Return the complete listing that follows, with each line reproduced exactly.

**********

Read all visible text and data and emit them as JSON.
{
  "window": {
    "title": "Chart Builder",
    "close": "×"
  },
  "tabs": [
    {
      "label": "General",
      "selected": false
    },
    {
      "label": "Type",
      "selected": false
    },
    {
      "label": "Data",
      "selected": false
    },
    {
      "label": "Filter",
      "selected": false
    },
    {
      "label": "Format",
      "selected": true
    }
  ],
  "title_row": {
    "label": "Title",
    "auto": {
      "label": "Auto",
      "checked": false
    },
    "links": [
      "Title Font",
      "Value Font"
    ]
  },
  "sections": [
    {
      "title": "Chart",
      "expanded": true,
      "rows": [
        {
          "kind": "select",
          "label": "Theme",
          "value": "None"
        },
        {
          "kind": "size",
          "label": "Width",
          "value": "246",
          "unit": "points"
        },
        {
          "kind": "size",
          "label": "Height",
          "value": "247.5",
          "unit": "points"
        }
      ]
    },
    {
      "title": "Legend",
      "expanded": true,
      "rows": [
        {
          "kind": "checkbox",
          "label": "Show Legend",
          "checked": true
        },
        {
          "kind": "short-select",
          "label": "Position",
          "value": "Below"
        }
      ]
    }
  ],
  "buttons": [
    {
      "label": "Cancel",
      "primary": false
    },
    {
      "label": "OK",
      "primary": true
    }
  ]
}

**********

TASK SOLUTION:
Read all visible text and data and emit them as JSON.
{
  "window": {
    "title": "Chart Builder",
    "close": "×"
  },
  "tabs": [
    {
      "label": "General",
      "selected": false
    },
    {
      "label": "Type",
      "selected": false
    },
    {
      "label": "Data",
      "selected": false
    },
    {
      "label": "Filter",
      "selected": false
    },
    {
      "label": "Format",
      "selected": true
    }
  ],
  "title_row": {
    "label": "Title",
    "auto": {
      "label": "Auto",
      "checked": false
    },
    "links": [
      "Title Font",
      "Value Font"
    ]
  },
  "sections": [
    {
      "title": "Chart",
      "expanded": true,
      "rows": [
        {
          "kind": "select",
          "label": "Theme",
          "value": "None"
        },
        {
          "kind": "size",
          "label": "Width",
          "value": "246",
          "unit": "points"
        },
        {
          "kind": "size",
          "label": "Height",
          "value": "247.5",
          "unit": "points"
        }
      ]
    },
    {
      "title": "Legend",
      "expanded": true,
      "rows": [
        {
          "kind": "checkbox",
          "label": "Show Legend",
          "checked": true
        },
        {
          "kind": "short-select",
          "label": "Position",
          "value": "Below"
        }
      ]
    }
  ],
  "buttons": [
    {
      "label": "Cancel",
      "primary": false
    },
    {
      "label": "OK",
      "primary": true
    }
  ]
}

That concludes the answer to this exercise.